◆ Provided information ◆

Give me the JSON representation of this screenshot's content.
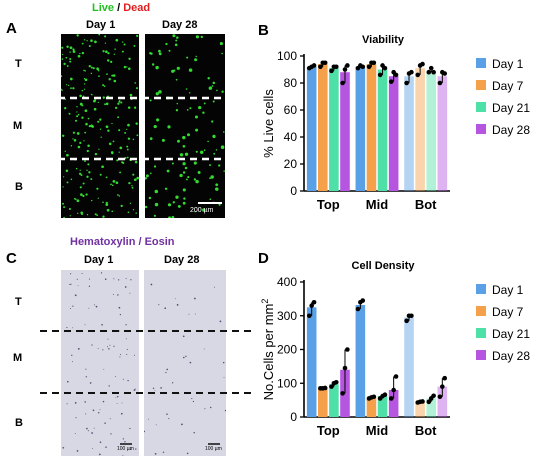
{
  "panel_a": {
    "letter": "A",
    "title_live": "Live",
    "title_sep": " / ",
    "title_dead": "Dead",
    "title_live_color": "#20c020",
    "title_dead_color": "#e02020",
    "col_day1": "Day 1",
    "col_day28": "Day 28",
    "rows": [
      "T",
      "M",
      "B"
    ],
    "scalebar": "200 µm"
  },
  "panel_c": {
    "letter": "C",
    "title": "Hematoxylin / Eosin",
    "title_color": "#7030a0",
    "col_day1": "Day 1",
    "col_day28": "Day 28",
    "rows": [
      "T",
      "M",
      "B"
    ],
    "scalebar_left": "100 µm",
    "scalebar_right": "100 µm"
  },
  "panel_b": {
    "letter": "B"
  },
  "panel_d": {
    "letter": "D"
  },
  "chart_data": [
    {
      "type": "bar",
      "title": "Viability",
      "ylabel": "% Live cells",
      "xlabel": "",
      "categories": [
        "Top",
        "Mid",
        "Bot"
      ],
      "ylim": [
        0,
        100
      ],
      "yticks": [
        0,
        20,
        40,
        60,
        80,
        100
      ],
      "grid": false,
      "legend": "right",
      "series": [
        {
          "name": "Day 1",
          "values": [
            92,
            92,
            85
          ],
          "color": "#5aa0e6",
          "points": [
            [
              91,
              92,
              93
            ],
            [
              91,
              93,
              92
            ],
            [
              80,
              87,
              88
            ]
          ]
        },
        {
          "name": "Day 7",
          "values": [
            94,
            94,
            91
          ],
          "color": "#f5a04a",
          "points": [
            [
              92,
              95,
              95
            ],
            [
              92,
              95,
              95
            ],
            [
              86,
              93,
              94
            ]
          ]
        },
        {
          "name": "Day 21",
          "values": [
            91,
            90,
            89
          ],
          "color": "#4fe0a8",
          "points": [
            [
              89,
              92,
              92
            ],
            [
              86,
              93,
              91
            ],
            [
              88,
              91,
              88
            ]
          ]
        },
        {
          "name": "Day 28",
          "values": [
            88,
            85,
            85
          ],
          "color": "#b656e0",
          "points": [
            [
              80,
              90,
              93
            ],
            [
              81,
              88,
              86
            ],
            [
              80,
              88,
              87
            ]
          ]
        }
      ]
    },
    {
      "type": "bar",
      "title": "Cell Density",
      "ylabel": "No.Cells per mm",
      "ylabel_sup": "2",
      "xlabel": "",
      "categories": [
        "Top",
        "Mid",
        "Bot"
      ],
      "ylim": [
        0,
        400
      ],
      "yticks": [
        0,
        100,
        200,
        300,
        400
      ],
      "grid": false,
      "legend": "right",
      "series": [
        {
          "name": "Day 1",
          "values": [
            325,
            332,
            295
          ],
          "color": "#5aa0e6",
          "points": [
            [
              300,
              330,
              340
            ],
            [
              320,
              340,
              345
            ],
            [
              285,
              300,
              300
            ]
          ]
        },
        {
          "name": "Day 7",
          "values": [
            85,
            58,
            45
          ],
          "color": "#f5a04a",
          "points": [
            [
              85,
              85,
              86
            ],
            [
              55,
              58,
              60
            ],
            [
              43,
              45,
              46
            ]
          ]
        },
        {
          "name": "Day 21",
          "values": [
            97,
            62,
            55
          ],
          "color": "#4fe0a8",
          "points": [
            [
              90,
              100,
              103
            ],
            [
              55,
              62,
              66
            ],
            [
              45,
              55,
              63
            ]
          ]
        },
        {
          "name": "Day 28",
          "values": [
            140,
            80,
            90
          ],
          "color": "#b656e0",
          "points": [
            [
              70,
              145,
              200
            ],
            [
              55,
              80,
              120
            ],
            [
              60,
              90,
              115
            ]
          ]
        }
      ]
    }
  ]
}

---

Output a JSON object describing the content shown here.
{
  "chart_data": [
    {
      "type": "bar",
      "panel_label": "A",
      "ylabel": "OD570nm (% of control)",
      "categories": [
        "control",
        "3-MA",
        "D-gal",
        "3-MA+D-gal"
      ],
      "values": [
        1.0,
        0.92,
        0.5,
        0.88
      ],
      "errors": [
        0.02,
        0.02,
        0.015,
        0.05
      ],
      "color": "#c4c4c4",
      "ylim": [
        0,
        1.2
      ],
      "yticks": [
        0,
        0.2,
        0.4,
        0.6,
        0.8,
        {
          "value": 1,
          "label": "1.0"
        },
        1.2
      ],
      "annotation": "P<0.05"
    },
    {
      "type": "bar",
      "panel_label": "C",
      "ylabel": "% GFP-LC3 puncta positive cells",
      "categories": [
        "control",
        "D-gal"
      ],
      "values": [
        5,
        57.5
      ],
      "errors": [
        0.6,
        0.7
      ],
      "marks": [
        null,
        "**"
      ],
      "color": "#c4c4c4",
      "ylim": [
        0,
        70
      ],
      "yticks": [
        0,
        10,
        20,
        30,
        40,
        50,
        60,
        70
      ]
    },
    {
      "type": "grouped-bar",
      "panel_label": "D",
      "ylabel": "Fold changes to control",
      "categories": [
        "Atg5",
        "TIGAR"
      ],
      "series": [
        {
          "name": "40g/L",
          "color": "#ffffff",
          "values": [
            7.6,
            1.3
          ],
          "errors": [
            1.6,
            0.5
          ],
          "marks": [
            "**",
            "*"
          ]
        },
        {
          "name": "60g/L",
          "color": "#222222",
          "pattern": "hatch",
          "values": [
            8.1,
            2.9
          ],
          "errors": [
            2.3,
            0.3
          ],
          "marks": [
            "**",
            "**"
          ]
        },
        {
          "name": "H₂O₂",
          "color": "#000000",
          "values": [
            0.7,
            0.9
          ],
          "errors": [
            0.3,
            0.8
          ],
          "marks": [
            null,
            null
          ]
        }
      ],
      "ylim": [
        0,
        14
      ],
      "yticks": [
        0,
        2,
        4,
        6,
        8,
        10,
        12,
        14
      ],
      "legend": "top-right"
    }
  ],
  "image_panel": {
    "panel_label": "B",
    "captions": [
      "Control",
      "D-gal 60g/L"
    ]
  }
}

◆ Exercise objective ◆
Extract all lines from the data in which "content" is found.

◆ Result of this task ◆
Give me the JSON representation of this screenshot's content.
Output a JSON object describing the content shown here.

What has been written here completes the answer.